* begin Records shown *

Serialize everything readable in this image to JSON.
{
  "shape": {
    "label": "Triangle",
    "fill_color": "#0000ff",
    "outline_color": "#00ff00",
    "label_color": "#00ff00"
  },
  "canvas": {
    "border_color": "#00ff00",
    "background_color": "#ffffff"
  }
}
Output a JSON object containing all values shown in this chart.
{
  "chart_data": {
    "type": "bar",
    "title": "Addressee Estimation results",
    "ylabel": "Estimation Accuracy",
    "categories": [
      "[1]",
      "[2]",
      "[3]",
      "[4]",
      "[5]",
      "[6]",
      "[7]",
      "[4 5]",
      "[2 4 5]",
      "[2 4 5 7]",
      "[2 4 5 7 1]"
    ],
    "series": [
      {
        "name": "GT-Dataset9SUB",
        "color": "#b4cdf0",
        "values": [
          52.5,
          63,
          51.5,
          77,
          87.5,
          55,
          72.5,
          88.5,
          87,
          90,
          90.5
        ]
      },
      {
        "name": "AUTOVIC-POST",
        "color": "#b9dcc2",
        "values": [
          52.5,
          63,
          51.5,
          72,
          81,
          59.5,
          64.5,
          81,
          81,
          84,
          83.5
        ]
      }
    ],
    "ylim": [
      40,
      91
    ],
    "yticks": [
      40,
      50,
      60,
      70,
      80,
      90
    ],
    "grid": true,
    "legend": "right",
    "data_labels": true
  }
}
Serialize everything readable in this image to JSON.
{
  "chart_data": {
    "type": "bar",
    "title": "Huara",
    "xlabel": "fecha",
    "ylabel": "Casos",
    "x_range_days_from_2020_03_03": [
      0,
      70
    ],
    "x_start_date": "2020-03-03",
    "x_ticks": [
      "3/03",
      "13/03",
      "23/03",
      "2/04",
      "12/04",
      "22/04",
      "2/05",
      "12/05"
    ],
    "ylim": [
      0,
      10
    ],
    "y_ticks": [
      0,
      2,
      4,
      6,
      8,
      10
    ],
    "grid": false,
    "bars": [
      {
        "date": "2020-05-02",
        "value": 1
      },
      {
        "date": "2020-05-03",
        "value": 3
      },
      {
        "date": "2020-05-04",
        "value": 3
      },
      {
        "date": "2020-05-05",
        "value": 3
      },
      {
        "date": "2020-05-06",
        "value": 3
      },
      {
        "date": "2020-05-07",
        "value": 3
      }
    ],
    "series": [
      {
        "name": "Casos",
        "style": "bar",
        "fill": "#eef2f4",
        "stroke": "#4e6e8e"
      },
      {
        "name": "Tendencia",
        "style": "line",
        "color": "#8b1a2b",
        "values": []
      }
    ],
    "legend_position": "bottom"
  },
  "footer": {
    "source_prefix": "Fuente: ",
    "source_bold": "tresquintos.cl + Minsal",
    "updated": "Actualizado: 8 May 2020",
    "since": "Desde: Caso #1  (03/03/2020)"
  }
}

* end Records shown *

- Directions for this task:
Going through the data, tally the lines containing "ylabel" and report only the result.

- Complete output:
2